__Exercise instructions__
Drop all images and give the records again exactly.

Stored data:
****************************************
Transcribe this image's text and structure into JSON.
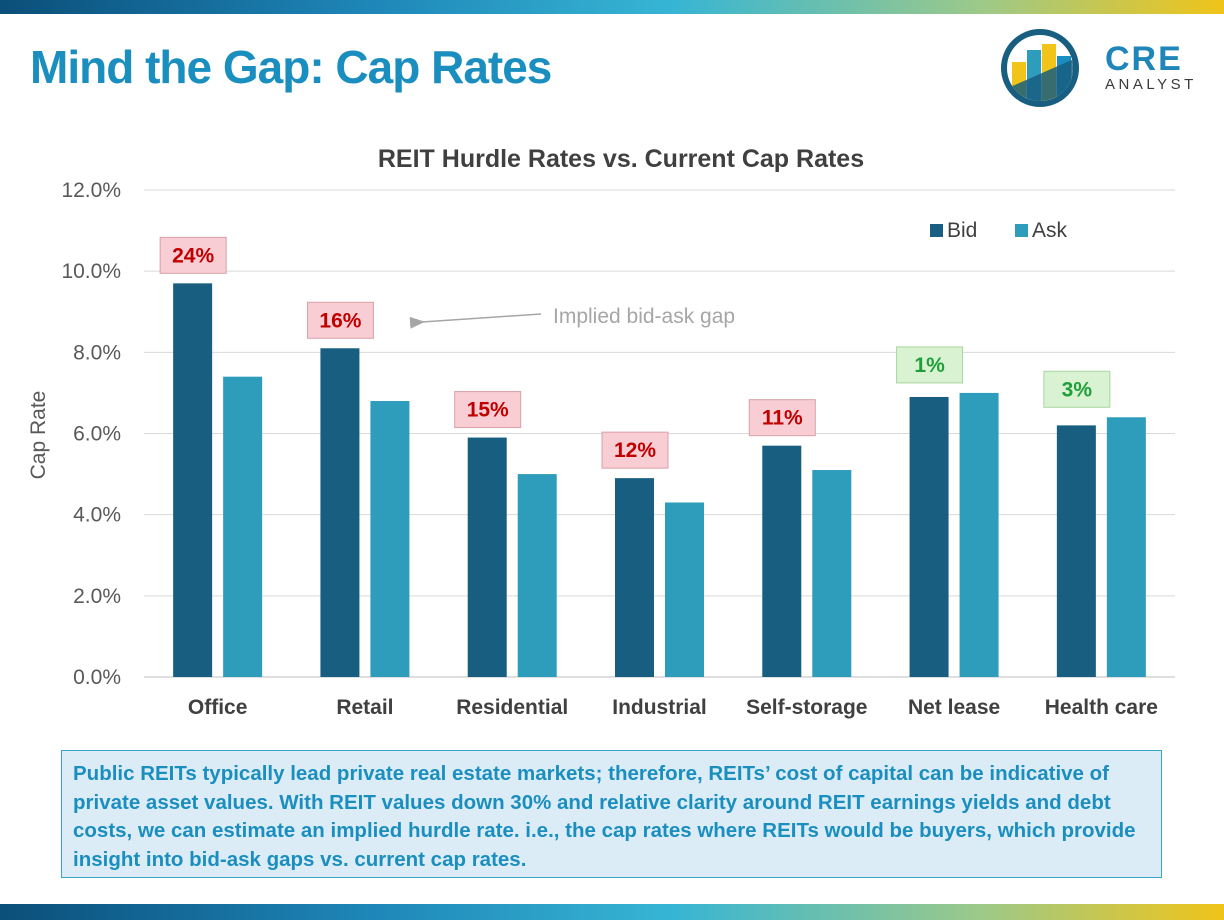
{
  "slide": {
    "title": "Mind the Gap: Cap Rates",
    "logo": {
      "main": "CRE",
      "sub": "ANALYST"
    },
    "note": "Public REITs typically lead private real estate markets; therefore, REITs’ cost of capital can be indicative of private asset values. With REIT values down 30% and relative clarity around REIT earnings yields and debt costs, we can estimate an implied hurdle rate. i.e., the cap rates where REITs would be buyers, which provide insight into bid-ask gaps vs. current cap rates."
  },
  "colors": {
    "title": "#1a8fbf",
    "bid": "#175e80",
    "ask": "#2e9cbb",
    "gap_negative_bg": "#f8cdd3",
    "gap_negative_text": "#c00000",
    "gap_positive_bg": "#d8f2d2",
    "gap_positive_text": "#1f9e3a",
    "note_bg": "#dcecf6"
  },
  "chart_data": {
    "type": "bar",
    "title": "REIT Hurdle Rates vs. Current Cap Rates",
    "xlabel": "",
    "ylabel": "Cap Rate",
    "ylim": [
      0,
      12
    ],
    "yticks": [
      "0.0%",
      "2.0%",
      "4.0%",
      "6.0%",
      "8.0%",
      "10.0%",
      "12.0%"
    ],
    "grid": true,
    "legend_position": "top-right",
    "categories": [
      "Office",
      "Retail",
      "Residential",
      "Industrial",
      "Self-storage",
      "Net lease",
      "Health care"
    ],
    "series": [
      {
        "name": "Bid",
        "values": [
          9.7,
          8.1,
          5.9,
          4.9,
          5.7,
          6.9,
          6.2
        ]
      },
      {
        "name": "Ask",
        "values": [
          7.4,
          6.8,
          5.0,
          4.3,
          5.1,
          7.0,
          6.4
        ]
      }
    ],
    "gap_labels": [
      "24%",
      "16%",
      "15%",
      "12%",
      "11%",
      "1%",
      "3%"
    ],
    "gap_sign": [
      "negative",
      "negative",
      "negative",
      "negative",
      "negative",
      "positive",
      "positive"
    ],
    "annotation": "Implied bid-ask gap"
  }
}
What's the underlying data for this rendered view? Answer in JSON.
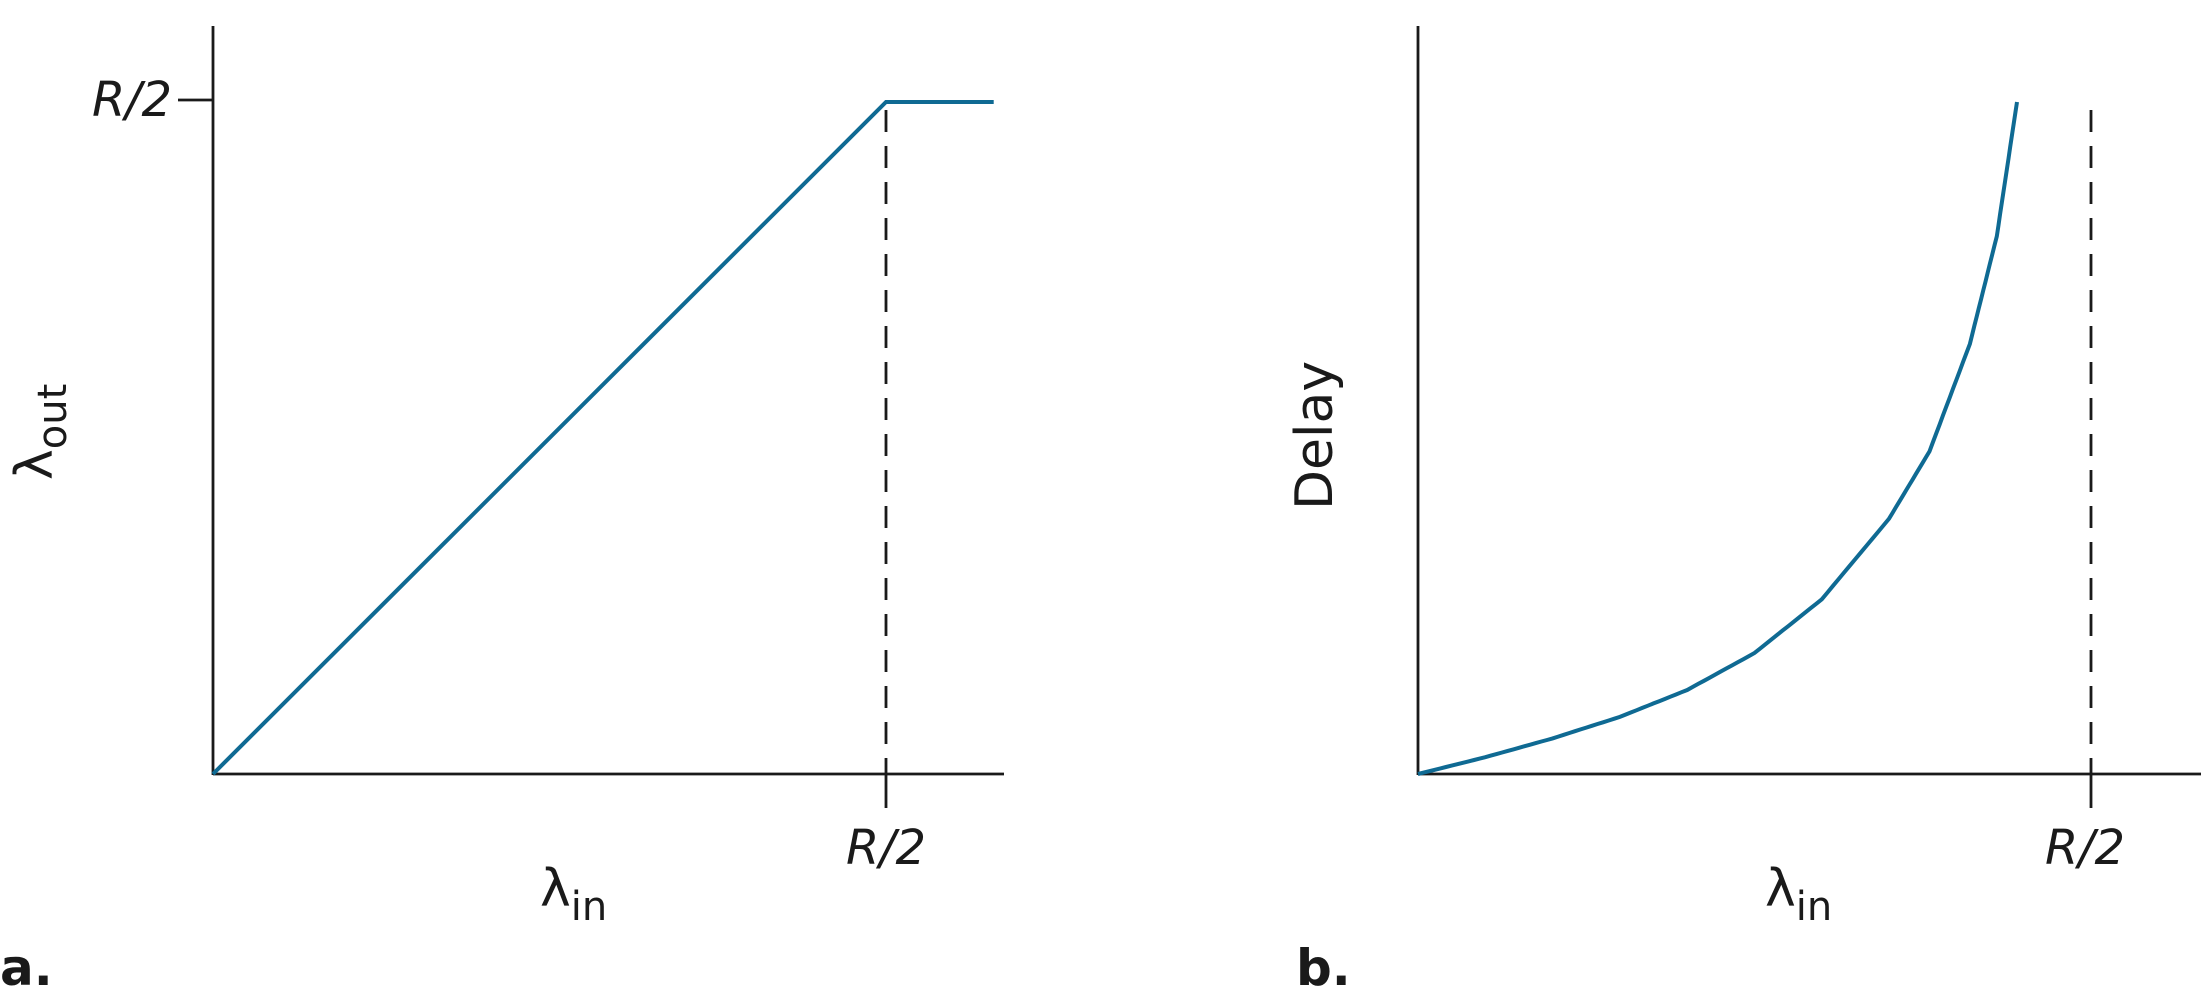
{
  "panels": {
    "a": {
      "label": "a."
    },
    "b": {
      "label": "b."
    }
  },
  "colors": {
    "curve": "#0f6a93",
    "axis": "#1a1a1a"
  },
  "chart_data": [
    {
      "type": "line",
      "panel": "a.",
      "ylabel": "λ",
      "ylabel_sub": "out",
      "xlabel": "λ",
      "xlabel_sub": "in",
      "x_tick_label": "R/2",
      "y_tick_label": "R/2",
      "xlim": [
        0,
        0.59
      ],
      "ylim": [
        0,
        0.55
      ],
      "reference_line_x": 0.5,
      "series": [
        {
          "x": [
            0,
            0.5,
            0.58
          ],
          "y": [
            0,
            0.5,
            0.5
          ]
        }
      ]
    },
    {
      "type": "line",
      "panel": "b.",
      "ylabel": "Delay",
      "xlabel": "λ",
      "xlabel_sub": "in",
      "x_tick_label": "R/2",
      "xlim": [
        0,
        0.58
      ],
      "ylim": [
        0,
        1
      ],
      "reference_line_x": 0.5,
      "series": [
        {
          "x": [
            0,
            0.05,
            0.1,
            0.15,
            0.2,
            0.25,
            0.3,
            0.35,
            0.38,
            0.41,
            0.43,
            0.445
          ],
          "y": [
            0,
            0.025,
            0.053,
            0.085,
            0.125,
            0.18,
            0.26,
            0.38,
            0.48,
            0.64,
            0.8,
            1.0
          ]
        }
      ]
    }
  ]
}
****************************************
__Solution below__
Transcribe this image's text and structure into JSON.
{
  "slide": {
    "title": "Mind the Gap: Cap Rates",
    "logo": {
      "main": "CRE",
      "sub": "ANALYST"
    },
    "note": "Public REITs typically lead private real estate markets; therefore, REITs’ cost of capital can be indicative of private asset values. With REIT values down 30% and relative clarity around REIT earnings yields and debt costs, we can estimate an implied hurdle rate. i.e., the cap rates where REITs would be buyers, which provide insight into bid-ask gaps vs. current cap rates."
  },
  "colors": {
    "title": "#1a8fbf",
    "bid": "#175e80",
    "ask": "#2e9cbb",
    "gap_negative_bg": "#f8cdd3",
    "gap_negative_text": "#c00000",
    "gap_positive_bg": "#d8f2d2",
    "gap_positive_text": "#1f9e3a",
    "note_bg": "#dcecf6"
  },
  "chart_data": {
    "type": "bar",
    "title": "REIT Hurdle Rates vs. Current Cap Rates",
    "xlabel": "",
    "ylabel": "Cap Rate",
    "ylim": [
      0,
      12
    ],
    "yticks": [
      "0.0%",
      "2.0%",
      "4.0%",
      "6.0%",
      "8.0%",
      "10.0%",
      "12.0%"
    ],
    "grid": true,
    "legend_position": "top-right",
    "categories": [
      "Office",
      "Retail",
      "Residential",
      "Industrial",
      "Self-storage",
      "Net lease",
      "Health care"
    ],
    "series": [
      {
        "name": "Bid",
        "values": [
          9.7,
          8.1,
          5.9,
          4.9,
          5.7,
          6.9,
          6.2
        ]
      },
      {
        "name": "Ask",
        "values": [
          7.4,
          6.8,
          5.0,
          4.3,
          5.1,
          7.0,
          6.4
        ]
      }
    ],
    "gap_labels": [
      "24%",
      "16%",
      "15%",
      "12%",
      "11%",
      "1%",
      "3%"
    ],
    "gap_sign": [
      "negative",
      "negative",
      "negative",
      "negative",
      "negative",
      "positive",
      "positive"
    ],
    "annotation": "Implied bid-ask gap"
  }
}
What's the underlying data for this rendered view? Answer in JSON.
{
  "panels": {
    "a": {
      "label": "a."
    },
    "b": {
      "label": "b."
    }
  },
  "colors": {
    "curve": "#0f6a93",
    "axis": "#1a1a1a"
  },
  "chart_data": [
    {
      "type": "line",
      "panel": "a.",
      "ylabel": "λ",
      "ylabel_sub": "out",
      "xlabel": "λ",
      "xlabel_sub": "in",
      "x_tick_label": "R/2",
      "y_tick_label": "R/2",
      "xlim": [
        0,
        0.59
      ],
      "ylim": [
        0,
        0.55
      ],
      "reference_line_x": 0.5,
      "series": [
        {
          "x": [
            0,
            0.5,
            0.58
          ],
          "y": [
            0,
            0.5,
            0.5
          ]
        }
      ]
    },
    {
      "type": "line",
      "panel": "b.",
      "ylabel": "Delay",
      "xlabel": "λ",
      "xlabel_sub": "in",
      "x_tick_label": "R/2",
      "xlim": [
        0,
        0.58
      ],
      "ylim": [
        0,
        1
      ],
      "reference_line_x": 0.5,
      "series": [
        {
          "x": [
            0,
            0.05,
            0.1,
            0.15,
            0.2,
            0.25,
            0.3,
            0.35,
            0.38,
            0.41,
            0.43,
            0.445
          ],
          "y": [
            0,
            0.025,
            0.053,
            0.085,
            0.125,
            0.18,
            0.26,
            0.38,
            0.48,
            0.64,
            0.8,
            1.0
          ]
        }
      ]
    }
  ]
}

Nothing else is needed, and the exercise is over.